§ **The problem**
List every line in this data where the string "Jesus" occurs.

§ **Material for the task**
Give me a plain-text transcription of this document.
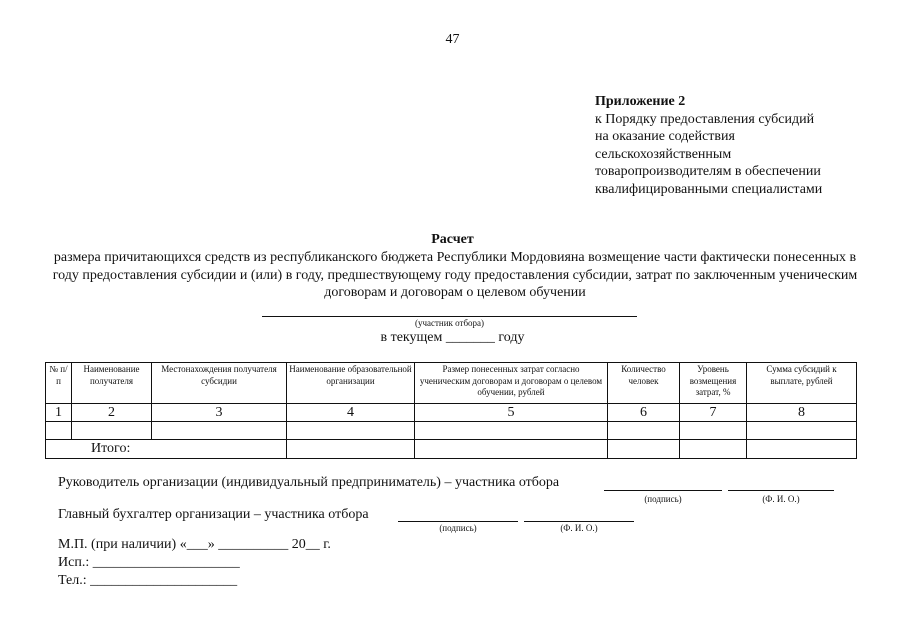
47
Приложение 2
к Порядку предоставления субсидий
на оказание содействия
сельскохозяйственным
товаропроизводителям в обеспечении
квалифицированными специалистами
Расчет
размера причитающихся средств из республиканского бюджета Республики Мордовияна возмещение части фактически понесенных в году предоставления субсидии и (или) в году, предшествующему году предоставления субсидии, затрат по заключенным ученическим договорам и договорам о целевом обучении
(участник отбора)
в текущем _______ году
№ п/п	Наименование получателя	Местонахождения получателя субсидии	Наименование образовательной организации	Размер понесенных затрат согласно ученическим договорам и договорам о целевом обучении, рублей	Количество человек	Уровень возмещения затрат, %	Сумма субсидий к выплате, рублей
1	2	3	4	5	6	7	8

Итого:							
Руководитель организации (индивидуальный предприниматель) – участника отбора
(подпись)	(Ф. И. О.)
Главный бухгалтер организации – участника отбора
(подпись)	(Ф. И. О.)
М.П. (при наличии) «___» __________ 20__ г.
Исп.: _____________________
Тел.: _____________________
* * *
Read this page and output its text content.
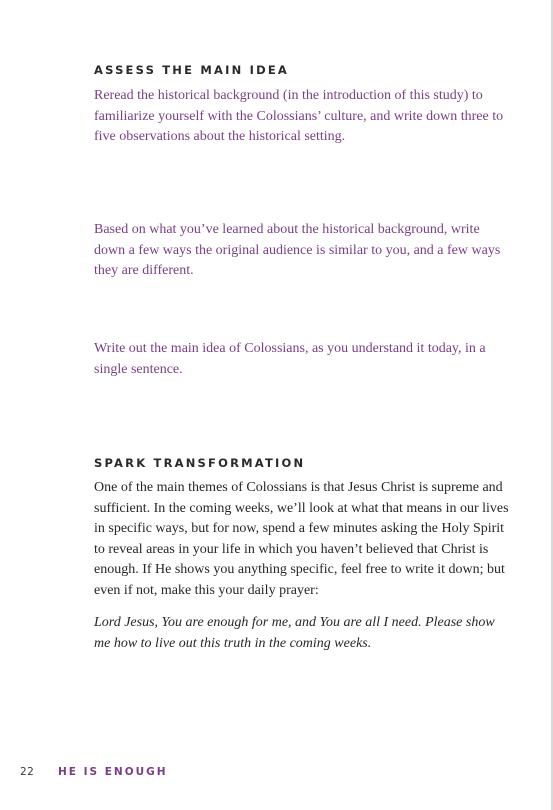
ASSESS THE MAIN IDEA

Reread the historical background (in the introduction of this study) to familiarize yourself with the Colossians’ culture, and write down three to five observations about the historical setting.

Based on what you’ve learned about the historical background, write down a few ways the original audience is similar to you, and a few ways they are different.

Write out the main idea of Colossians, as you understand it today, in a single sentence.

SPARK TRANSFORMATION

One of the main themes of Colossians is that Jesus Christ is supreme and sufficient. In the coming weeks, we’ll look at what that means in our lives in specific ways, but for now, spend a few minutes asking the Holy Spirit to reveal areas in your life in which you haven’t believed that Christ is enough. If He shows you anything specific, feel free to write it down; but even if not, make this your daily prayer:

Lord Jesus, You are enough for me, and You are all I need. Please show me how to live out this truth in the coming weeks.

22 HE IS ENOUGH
==
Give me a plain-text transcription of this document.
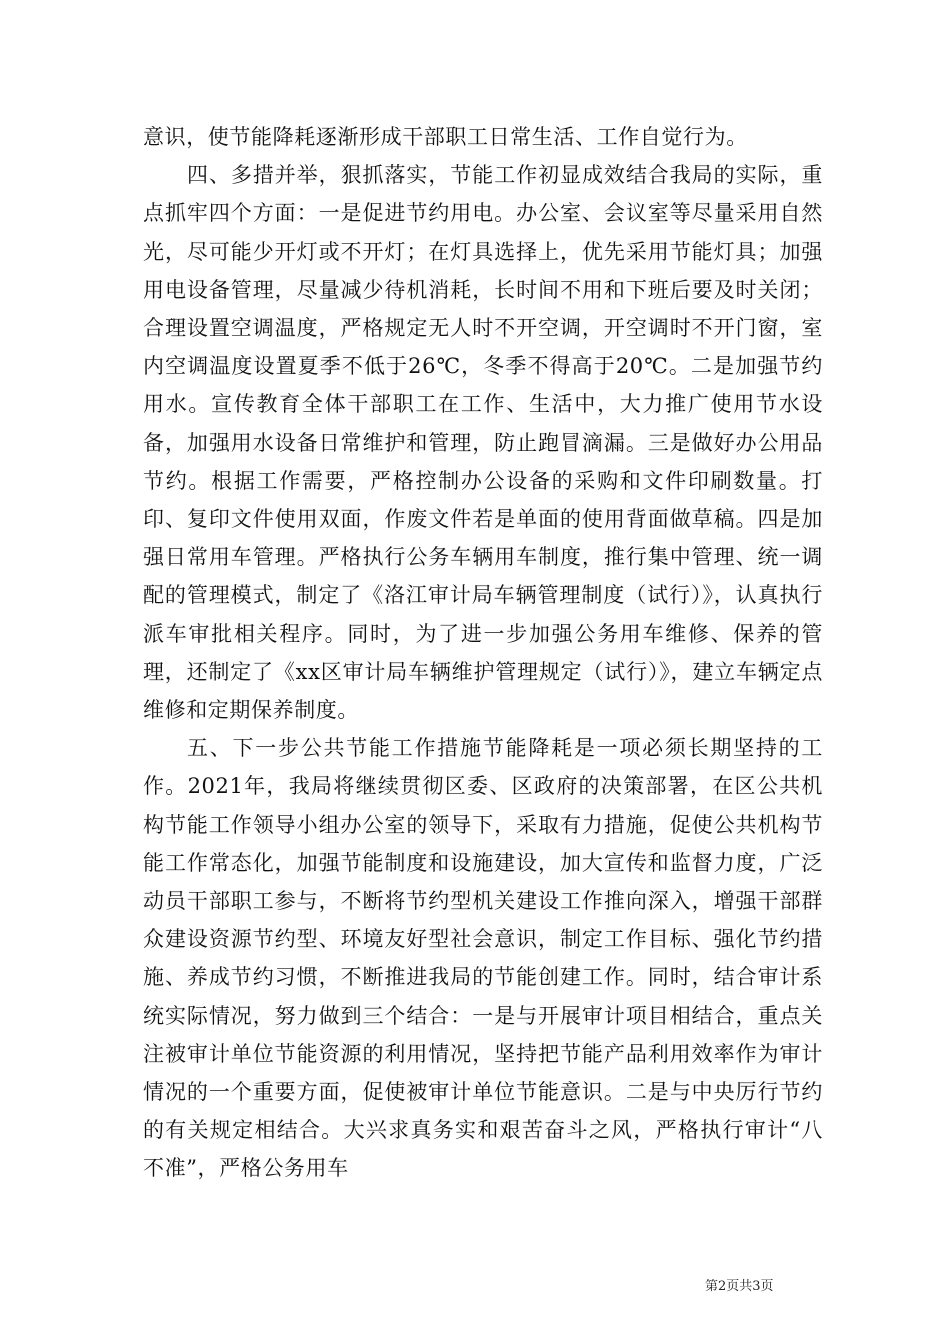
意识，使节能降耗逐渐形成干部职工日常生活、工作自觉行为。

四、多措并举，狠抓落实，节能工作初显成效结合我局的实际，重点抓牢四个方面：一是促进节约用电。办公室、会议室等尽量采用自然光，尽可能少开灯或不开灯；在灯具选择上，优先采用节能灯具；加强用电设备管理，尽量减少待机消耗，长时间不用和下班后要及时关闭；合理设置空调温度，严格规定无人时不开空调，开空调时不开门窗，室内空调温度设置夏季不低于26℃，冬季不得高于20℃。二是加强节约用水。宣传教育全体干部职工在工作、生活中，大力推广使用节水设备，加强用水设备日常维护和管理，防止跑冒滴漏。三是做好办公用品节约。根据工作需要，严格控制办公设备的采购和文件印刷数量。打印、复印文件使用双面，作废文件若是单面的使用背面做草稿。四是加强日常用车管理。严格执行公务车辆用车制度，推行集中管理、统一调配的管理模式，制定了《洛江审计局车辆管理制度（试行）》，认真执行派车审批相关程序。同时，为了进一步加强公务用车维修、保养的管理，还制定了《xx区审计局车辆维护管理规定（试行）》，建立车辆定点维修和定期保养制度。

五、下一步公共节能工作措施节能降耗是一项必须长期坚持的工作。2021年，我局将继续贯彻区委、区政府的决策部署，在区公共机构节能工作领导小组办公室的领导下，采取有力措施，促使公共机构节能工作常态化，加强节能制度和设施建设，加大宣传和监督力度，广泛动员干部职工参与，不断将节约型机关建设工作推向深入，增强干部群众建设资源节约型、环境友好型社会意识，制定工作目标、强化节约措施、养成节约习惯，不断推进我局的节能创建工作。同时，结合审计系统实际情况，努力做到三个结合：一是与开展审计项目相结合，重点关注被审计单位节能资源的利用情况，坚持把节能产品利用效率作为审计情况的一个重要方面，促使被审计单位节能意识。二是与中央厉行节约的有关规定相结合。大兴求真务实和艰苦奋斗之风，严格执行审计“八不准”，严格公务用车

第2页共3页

§ **Full answer**
One of the main themes of Colossians is that Jesus Christ is supreme and sufficient. In the coming weeks, we’ll look at what that means in our lives in specific ways, but for now, spend a few minutes asking the Holy Spirit to reveal areas in your life in which you haven’t believed that Christ is enough. If He shows you anything specific, feel free to write it down; but even if not, make this your daily prayer:
Lord Jesus, You are enough for me, and You are all I need. Please show me how to live out this truth in the coming weeks.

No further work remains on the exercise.